■ Written problem ■
Gather all lines in the entries that include the word "Mean".

■ Records for the exercise ■

---

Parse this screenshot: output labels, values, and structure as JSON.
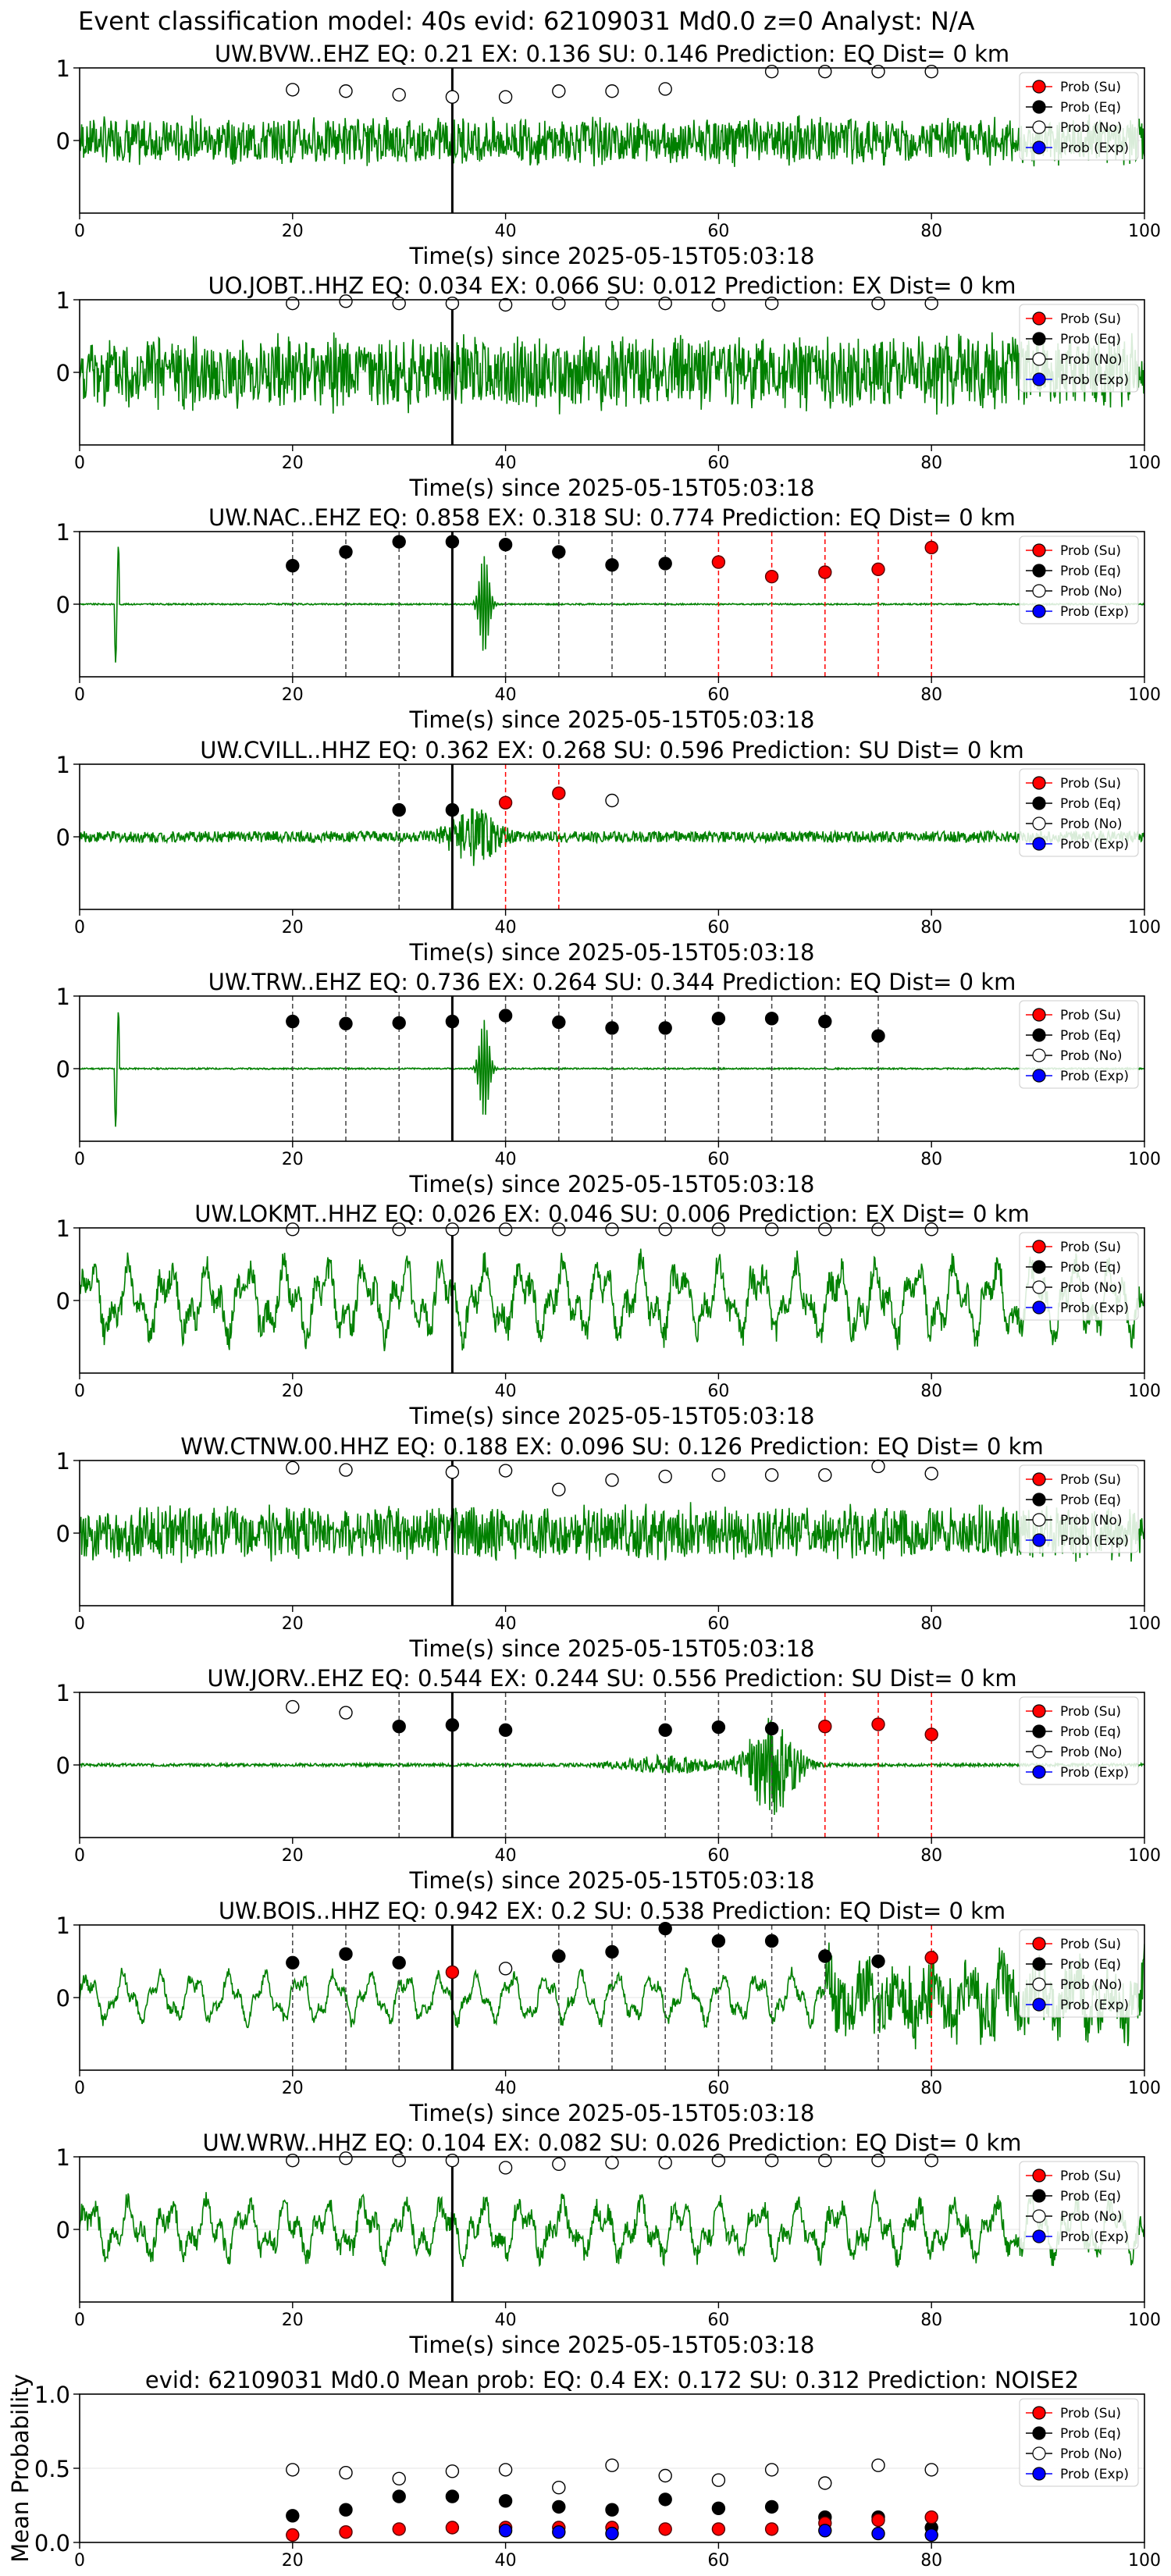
{
  "figure_title": "Event classification model: 40s evid: 62109031 Md0.0 z=0 Analyst: N/A",
  "colors": {
    "trace": "#008000",
    "su": "#ff0000",
    "eq": "#000000",
    "no": "#ffffff",
    "exp": "#0000ff"
  },
  "legend": [
    "Prob (Su)",
    "Prob (Eq)",
    "Prob (No)",
    "Prob (Exp)"
  ],
  "chart_data": [
    {
      "type": "line",
      "title": "UW.BVW..EHZ   EQ: 0.21  EX: 0.136  SU: 0.146   Prediction: EQ    Dist= 0 km",
      "xlabel": "Time(s) since 2025-05-15T05:03:18",
      "ylabel": "",
      "xlim": [
        0,
        100
      ],
      "ylim": [
        -1,
        1
      ],
      "xticks": [
        "0",
        "20",
        "40",
        "60",
        "80",
        "100"
      ],
      "yticks": [
        "1",
        "0"
      ],
      "marker_time": 35,
      "trace_style": "noise",
      "trace_amp": 0.35,
      "su": [],
      "eq": [],
      "no": [
        [
          20,
          0.7
        ],
        [
          25,
          0.68
        ],
        [
          30,
          0.63
        ],
        [
          35,
          0.6
        ],
        [
          40,
          0.6
        ],
        [
          45,
          0.68
        ],
        [
          50,
          0.68
        ],
        [
          55,
          0.71
        ],
        [
          65,
          0.95
        ],
        [
          70,
          0.95
        ],
        [
          75,
          0.95
        ],
        [
          80,
          0.95
        ]
      ],
      "exp": [],
      "eq_lines": [],
      "su_lines": []
    },
    {
      "type": "line",
      "title": "UO.JOBT..HHZ   EQ: 0.034  EX: 0.066  SU: 0.012   Prediction: EX    Dist= 0 km",
      "xlabel": "Time(s) since 2025-05-15T05:03:18",
      "ylabel": "",
      "xlim": [
        0,
        100
      ],
      "ylim": [
        -1,
        1
      ],
      "xticks": [
        "0",
        "20",
        "40",
        "60",
        "80",
        "100"
      ],
      "yticks": [
        "1",
        "0"
      ],
      "marker_time": 35,
      "trace_style": "noise",
      "trace_amp": 0.55,
      "su": [],
      "eq": [],
      "no": [
        [
          20,
          0.95
        ],
        [
          25,
          0.98
        ],
        [
          30,
          0.95
        ],
        [
          35,
          0.95
        ],
        [
          40,
          0.93
        ],
        [
          45,
          0.95
        ],
        [
          50,
          0.95
        ],
        [
          55,
          0.95
        ],
        [
          60,
          0.93
        ],
        [
          65,
          0.95
        ],
        [
          75,
          0.95
        ],
        [
          80,
          0.95
        ]
      ],
      "exp": [],
      "eq_lines": [],
      "su_lines": []
    },
    {
      "type": "line",
      "title": "UW.NAC..EHZ   EQ: 0.858  EX: 0.318  SU: 0.774   Prediction: EQ    Dist= 0 km",
      "xlabel": "Time(s) since 2025-05-15T05:03:18",
      "ylabel": "",
      "xlim": [
        0,
        100
      ],
      "ylim": [
        -1,
        1
      ],
      "xticks": [
        "0",
        "20",
        "40",
        "60",
        "80",
        "100"
      ],
      "yticks": [
        "1",
        "0"
      ],
      "marker_time": 35,
      "trace_style": "flat_spikes",
      "trace_amp": 0.02,
      "su": [
        [
          60,
          0.58
        ],
        [
          65,
          0.38
        ],
        [
          70,
          0.44
        ],
        [
          75,
          0.48
        ],
        [
          80,
          0.78
        ]
      ],
      "eq": [
        [
          20,
          0.53
        ],
        [
          25,
          0.72
        ],
        [
          30,
          0.86
        ],
        [
          35,
          0.86
        ],
        [
          40,
          0.82
        ],
        [
          45,
          0.72
        ],
        [
          50,
          0.54
        ],
        [
          55,
          0.56
        ]
      ],
      "no": [],
      "exp": [],
      "eq_lines": [
        20,
        25,
        30,
        40,
        45,
        50,
        55
      ],
      "su_lines": [
        60,
        65,
        70,
        75,
        80
      ]
    },
    {
      "type": "line",
      "title": "UW.CVILL..HHZ   EQ: 0.362  EX: 0.268  SU: 0.596   Prediction: SU    Dist= 0 km",
      "xlabel": "Time(s) since 2025-05-15T05:03:18",
      "ylabel": "",
      "xlim": [
        0,
        100
      ],
      "ylim": [
        -1,
        1
      ],
      "xticks": [
        "0",
        "20",
        "40",
        "60",
        "80",
        "100"
      ],
      "yticks": [
        "1",
        "0"
      ],
      "marker_time": 35,
      "trace_style": "burst",
      "trace_amp": 0.25,
      "su": [
        [
          40,
          0.47
        ],
        [
          45,
          0.6
        ]
      ],
      "eq": [
        [
          30,
          0.37
        ],
        [
          35,
          0.37
        ]
      ],
      "no": [
        [
          50,
          0.5
        ]
      ],
      "exp": [],
      "eq_lines": [
        30
      ],
      "su_lines": [
        40,
        45
      ]
    },
    {
      "type": "line",
      "title": "UW.TRW..EHZ   EQ: 0.736  EX: 0.264  SU: 0.344   Prediction: EQ    Dist= 0 km",
      "xlabel": "Time(s) since 2025-05-15T05:03:18",
      "ylabel": "",
      "xlim": [
        0,
        100
      ],
      "ylim": [
        -1,
        1
      ],
      "xticks": [
        "0",
        "20",
        "40",
        "60",
        "80",
        "100"
      ],
      "yticks": [
        "1",
        "0"
      ],
      "marker_time": 35,
      "trace_style": "flat_spikes",
      "trace_amp": 0.02,
      "su": [],
      "eq": [
        [
          20,
          0.65
        ],
        [
          25,
          0.62
        ],
        [
          30,
          0.63
        ],
        [
          35,
          0.65
        ],
        [
          40,
          0.73
        ],
        [
          45,
          0.64
        ],
        [
          50,
          0.56
        ],
        [
          55,
          0.56
        ],
        [
          60,
          0.69
        ],
        [
          65,
          0.69
        ],
        [
          70,
          0.65
        ],
        [
          75,
          0.45
        ]
      ],
      "no": [],
      "exp": [],
      "eq_lines": [
        20,
        25,
        30,
        40,
        45,
        50,
        55,
        60,
        65,
        70,
        75
      ],
      "su_lines": []
    },
    {
      "type": "line",
      "title": "UW.LOKMT..HHZ   EQ: 0.026  EX: 0.046  SU: 0.006   Prediction: EX    Dist= 0 km",
      "xlabel": "Time(s) since 2025-05-15T05:03:18",
      "ylabel": "",
      "xlim": [
        0,
        100
      ],
      "ylim": [
        -1,
        1
      ],
      "xticks": [
        "0",
        "20",
        "40",
        "60",
        "80",
        "100"
      ],
      "yticks": [
        "1",
        "0"
      ],
      "marker_time": 35,
      "trace_style": "wave",
      "trace_amp": 0.6,
      "su": [],
      "eq": [],
      "no": [
        [
          20,
          0.98
        ],
        [
          30,
          0.98
        ],
        [
          35,
          0.98
        ],
        [
          40,
          0.98
        ],
        [
          45,
          0.98
        ],
        [
          50,
          0.98
        ],
        [
          55,
          0.98
        ],
        [
          60,
          0.98
        ],
        [
          65,
          0.98
        ],
        [
          70,
          0.98
        ],
        [
          75,
          0.98
        ],
        [
          80,
          0.98
        ]
      ],
      "exp": [],
      "eq_lines": [],
      "su_lines": []
    },
    {
      "type": "line",
      "title": "WW.CTNW.00.HHZ   EQ: 0.188  EX: 0.096  SU: 0.126   Prediction: EQ    Dist= 0 km",
      "xlabel": "Time(s) since 2025-05-15T05:03:18",
      "ylabel": "",
      "xlim": [
        0,
        100
      ],
      "ylim": [
        -1,
        1
      ],
      "xticks": [
        "0",
        "20",
        "40",
        "60",
        "80",
        "100"
      ],
      "yticks": [
        "1",
        "0"
      ],
      "marker_time": 35,
      "trace_style": "noise",
      "trace_amp": 0.4,
      "su": [],
      "eq": [],
      "no": [
        [
          20,
          0.9
        ],
        [
          25,
          0.87
        ],
        [
          35,
          0.84
        ],
        [
          40,
          0.86
        ],
        [
          45,
          0.6
        ],
        [
          50,
          0.73
        ],
        [
          55,
          0.78
        ],
        [
          60,
          0.8
        ],
        [
          65,
          0.8
        ],
        [
          70,
          0.8
        ],
        [
          75,
          0.92
        ],
        [
          80,
          0.82
        ]
      ],
      "exp": [],
      "eq_lines": [],
      "su_lines": []
    },
    {
      "type": "line",
      "title": "UW.JORV..EHZ   EQ: 0.544  EX: 0.244  SU: 0.556   Prediction: SU    Dist= 0 km",
      "xlabel": "Time(s) since 2025-05-15T05:03:18",
      "ylabel": "",
      "xlim": [
        0,
        100
      ],
      "ylim": [
        -1,
        1
      ],
      "xticks": [
        "0",
        "20",
        "40",
        "60",
        "80",
        "100"
      ],
      "yticks": [
        "1",
        "0"
      ],
      "marker_time": 35,
      "trace_style": "late_burst",
      "trace_amp": 0.02,
      "su": [
        [
          70,
          0.53
        ],
        [
          75,
          0.56
        ],
        [
          80,
          0.42
        ]
      ],
      "eq": [
        [
          30,
          0.53
        ],
        [
          35,
          0.55
        ],
        [
          40,
          0.48
        ],
        [
          55,
          0.48
        ],
        [
          60,
          0.52
        ],
        [
          65,
          0.5
        ]
      ],
      "no": [
        [
          20,
          0.8
        ],
        [
          25,
          0.72
        ]
      ],
      "exp": [],
      "eq_lines": [
        30,
        40,
        55,
        60,
        65
      ],
      "su_lines": [
        70,
        75,
        80
      ]
    },
    {
      "type": "line",
      "title": "UW.BOIS..HHZ   EQ: 0.942  EX: 0.2  SU: 0.538   Prediction: EQ    Dist= 0 km",
      "xlabel": "Time(s) since 2025-05-15T05:03:18",
      "ylabel": "",
      "xlim": [
        0,
        100
      ],
      "ylim": [
        -1,
        1
      ],
      "xticks": [
        "0",
        "20",
        "40",
        "60",
        "80",
        "100"
      ],
      "yticks": [
        "1",
        "0"
      ],
      "marker_time": 35,
      "trace_style": "wave_late_noise",
      "trace_amp": 0.55,
      "su": [
        [
          35,
          0.35
        ],
        [
          80,
          0.55
        ]
      ],
      "eq": [
        [
          20,
          0.48
        ],
        [
          25,
          0.6
        ],
        [
          30,
          0.48
        ],
        [
          45,
          0.57
        ],
        [
          50,
          0.63
        ],
        [
          55,
          0.95
        ],
        [
          60,
          0.78
        ],
        [
          65,
          0.78
        ],
        [
          70,
          0.57
        ],
        [
          75,
          0.5
        ]
      ],
      "no": [
        [
          40,
          0.4
        ]
      ],
      "exp": [],
      "eq_lines": [
        20,
        25,
        30,
        45,
        50,
        55,
        60,
        65,
        70,
        75
      ],
      "su_lines": [
        80
      ]
    },
    {
      "type": "line",
      "title": "UW.WRW..HHZ   EQ: 0.104  EX: 0.082  SU: 0.026   Prediction: EQ    Dist= 0 km",
      "xlabel": "Time(s) since 2025-05-15T05:03:18",
      "ylabel": "",
      "xlim": [
        0,
        100
      ],
      "ylim": [
        -1,
        1
      ],
      "xticks": [
        "0",
        "20",
        "40",
        "60",
        "80",
        "100"
      ],
      "yticks": [
        "1",
        "0"
      ],
      "marker_time": 35,
      "trace_style": "wave",
      "trace_amp": 0.45,
      "su": [],
      "eq": [],
      "no": [
        [
          20,
          0.95
        ],
        [
          25,
          0.98
        ],
        [
          30,
          0.95
        ],
        [
          35,
          0.95
        ],
        [
          40,
          0.85
        ],
        [
          45,
          0.9
        ],
        [
          50,
          0.92
        ],
        [
          55,
          0.92
        ],
        [
          60,
          0.95
        ],
        [
          65,
          0.95
        ],
        [
          70,
          0.95
        ],
        [
          75,
          0.95
        ],
        [
          80,
          0.95
        ]
      ],
      "exp": [],
      "eq_lines": [],
      "su_lines": []
    },
    {
      "type": "scatter",
      "title": "evid: 62109031   Md0.0   Mean prob:   EQ: 0.4  EX: 0.172  SU: 0.312   Prediction: NOISE2",
      "xlabel": "",
      "ylabel": "Mean Probability",
      "xlim": [
        0,
        100
      ],
      "ylim": [
        0,
        1
      ],
      "xticks": [
        "0",
        "20",
        "40",
        "60",
        "80",
        "100"
      ],
      "yticks": [
        "1.0",
        "0.5",
        "0.0"
      ],
      "marker_time": null,
      "trace_style": "none",
      "trace_amp": 0,
      "su": [
        [
          20,
          0.05
        ],
        [
          25,
          0.07
        ],
        [
          30,
          0.09
        ],
        [
          35,
          0.1
        ],
        [
          40,
          0.1
        ],
        [
          45,
          0.1
        ],
        [
          50,
          0.1
        ],
        [
          55,
          0.09
        ],
        [
          60,
          0.09
        ],
        [
          65,
          0.09
        ],
        [
          70,
          0.13
        ],
        [
          75,
          0.15
        ],
        [
          80,
          0.17
        ]
      ],
      "eq": [
        [
          20,
          0.18
        ],
        [
          25,
          0.22
        ],
        [
          30,
          0.31
        ],
        [
          35,
          0.31
        ],
        [
          40,
          0.28
        ],
        [
          45,
          0.24
        ],
        [
          50,
          0.22
        ],
        [
          55,
          0.29
        ],
        [
          60,
          0.23
        ],
        [
          65,
          0.24
        ],
        [
          70,
          0.17
        ],
        [
          75,
          0.17
        ],
        [
          80,
          0.1
        ]
      ],
      "no": [
        [
          20,
          0.49
        ],
        [
          25,
          0.47
        ],
        [
          30,
          0.43
        ],
        [
          35,
          0.48
        ],
        [
          40,
          0.49
        ],
        [
          45,
          0.37
        ],
        [
          50,
          0.52
        ],
        [
          55,
          0.45
        ],
        [
          60,
          0.42
        ],
        [
          65,
          0.49
        ],
        [
          70,
          0.4
        ],
        [
          75,
          0.52
        ],
        [
          80,
          0.49
        ]
      ],
      "exp": [
        [
          40,
          0.08
        ],
        [
          45,
          0.07
        ],
        [
          50,
          0.06
        ],
        [
          70,
          0.08
        ],
        [
          75,
          0.06
        ],
        [
          80,
          0.05
        ]
      ],
      "eq_lines": [],
      "su_lines": []
    }
  ]
}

---

■ The response ■
      "title": "evid: 62109031   Md0.0   Mean prob:   EQ: 0.4  EX: 0.172  SU: 0.312   Prediction: NOISE2",
      "ylabel": "Mean Probability",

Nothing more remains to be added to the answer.